*Request*:
Write out the full set of records below exactly.

#### Extracted information ####

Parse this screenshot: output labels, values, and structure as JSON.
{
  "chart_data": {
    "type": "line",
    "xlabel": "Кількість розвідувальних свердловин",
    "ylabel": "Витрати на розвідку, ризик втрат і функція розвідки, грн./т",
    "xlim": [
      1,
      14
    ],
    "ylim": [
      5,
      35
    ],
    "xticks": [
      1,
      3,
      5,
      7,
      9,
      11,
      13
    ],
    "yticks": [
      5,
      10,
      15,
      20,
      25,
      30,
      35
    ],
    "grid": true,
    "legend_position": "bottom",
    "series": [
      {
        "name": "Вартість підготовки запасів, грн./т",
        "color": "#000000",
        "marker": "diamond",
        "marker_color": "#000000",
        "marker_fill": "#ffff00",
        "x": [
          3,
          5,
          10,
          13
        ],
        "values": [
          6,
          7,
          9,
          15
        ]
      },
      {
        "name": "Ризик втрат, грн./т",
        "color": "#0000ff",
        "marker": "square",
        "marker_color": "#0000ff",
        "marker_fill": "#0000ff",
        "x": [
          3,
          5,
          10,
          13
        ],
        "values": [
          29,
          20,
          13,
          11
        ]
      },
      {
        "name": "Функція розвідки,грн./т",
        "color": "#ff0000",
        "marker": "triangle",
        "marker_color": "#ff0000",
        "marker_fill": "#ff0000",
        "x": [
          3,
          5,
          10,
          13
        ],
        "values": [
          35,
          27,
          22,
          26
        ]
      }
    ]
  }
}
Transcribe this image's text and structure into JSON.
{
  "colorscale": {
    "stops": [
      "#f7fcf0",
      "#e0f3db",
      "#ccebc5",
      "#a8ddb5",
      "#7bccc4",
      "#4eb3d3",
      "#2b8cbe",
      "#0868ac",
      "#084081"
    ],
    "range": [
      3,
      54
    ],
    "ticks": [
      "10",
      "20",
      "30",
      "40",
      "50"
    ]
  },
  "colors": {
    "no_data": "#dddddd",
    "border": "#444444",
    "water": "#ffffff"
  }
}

####

*Solution for this task*:
Parse this screenshot: output labels, values, and structure as JSON.
{
  "chart_data": {
    "type": "line",
    "xlabel": "Кількість розвідувальних свердловин",
    "ylabel": "Витрати на розвідку, ризик втрат і функція розвідки, грн./т",
    "xlim": [
      1,
      14
    ],
    "ylim": [
      5,
      35
    ],
    "xticks": [
      1,
      3,
      5,
      7,
      9,
      11,
      13
    ],
    "yticks": [
      5,
      10,
      15,
      20,
      25,
      30,
      35
    ],
    "grid": true,
    "legend_position": "bottom",
    "series": [
      {
        "name": "Вартість підготовки запасів, грн./т",
        "color": "#000000",
        "marker": "diamond",
        "marker_color": "#000000",
        "marker_fill": "#ffff00",
        "x": [
          3,
          5,
          10,
          13
        ],
        "values": [
          6,
          7,
          9,
          15
        ]
      },
      {
        "name": "Ризик втрат, грн./т",
        "color": "#0000ff",
        "marker": "square",
        "marker_color": "#0000ff",
        "marker_fill": "#0000ff",
        "x": [
          3,
          5,
          10,
          13
        ],
        "values": [
          29,
          20,
          13,
          11
        ]
      },
      {
        "name": "Функція розвідки,грн./т",
        "color": "#ff0000",
        "marker": "triangle",
        "marker_color": "#ff0000",
        "marker_fill": "#ff0000",
        "x": [
          3,
          5,
          10,
          13
        ],
        "values": [
          35,
          27,
          22,
          26
        ]
      }
    ]
  }
}
Transcribe this image's text and structure into JSON.
{
  "colorscale": {
    "stops": [
      "#f7fcf0",
      "#e0f3db",
      "#ccebc5",
      "#a8ddb5",
      "#7bccc4",
      "#4eb3d3",
      "#2b8cbe",
      "#0868ac",
      "#084081"
    ],
    "range": [
      3,
      54
    ],
    "ticks": [
      "10",
      "20",
      "30",
      "40",
      "50"
    ]
  },
  "colors": {
    "no_data": "#dddddd",
    "border": "#444444",
    "water": "#ffffff"
  }
}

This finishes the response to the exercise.